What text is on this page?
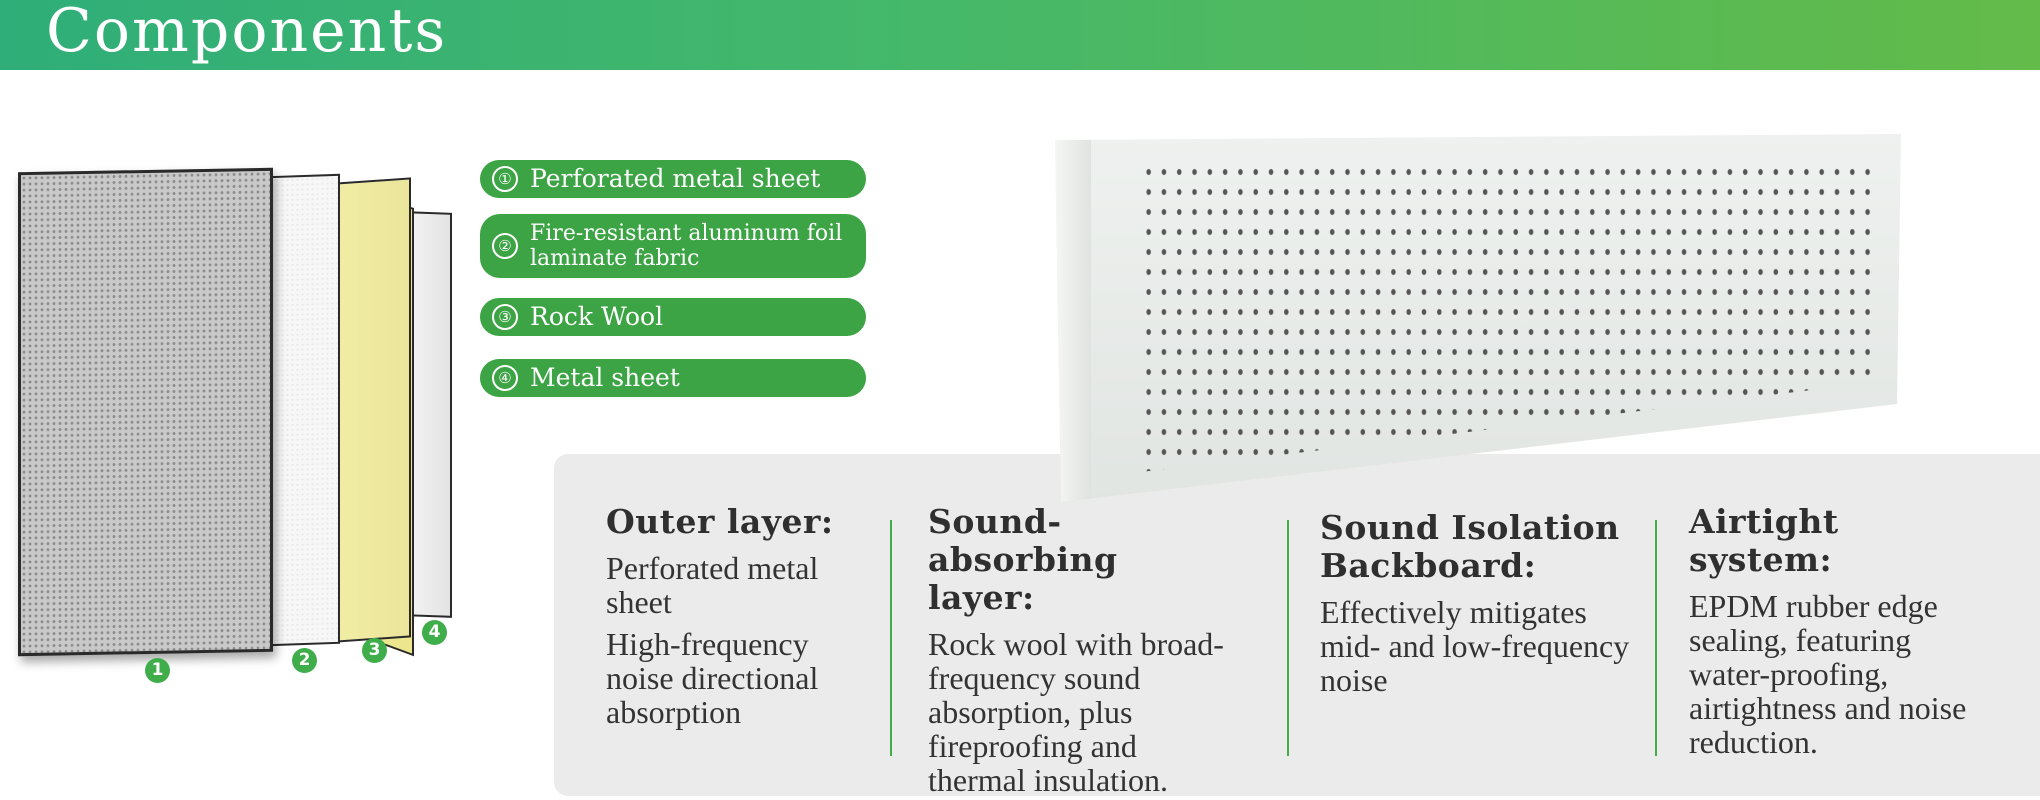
Components
1	2	3
4
① Perforated metal sheet
② Fire-resistant aluminum foil laminate fabric
③ Rock Wool
④ Metal sheet
Outer layer:
Perforated metal sheet
High-frequency noise directional absorption
Sound-absorbing layer:
Rock wool with broad-frequency sound absorption, plus fireproofing and thermal insulation.
Sound Isolation Backboard:
Effectively mitigates mid- and low-frequency noise
Airtight system:
EPDM rubber edge sealing, featuring water-proofing, airtightness and noise reduction.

Work to be completed -
Transcribe the records above exactly as they appear, leaving out any pictures.

Output -
What text is on this page?
Components
1	2	3
4
① Perforated metal sheet
② Fire-resistant aluminum foil laminate fabric
③ Rock Wool
④ Metal sheet
Outer layer:
Perforated metal sheet
High-frequency noise directional absorption
Sound-absorbing layer:
Rock wool with broad-frequency sound absorption, plus fireproofing and thermal insulation.
Sound Isolation Backboard:
Effectively mitigates mid- and low-frequency noise
Airtight system:
EPDM rubber edge sealing, featuring water-proofing, airtightness and noise reduction.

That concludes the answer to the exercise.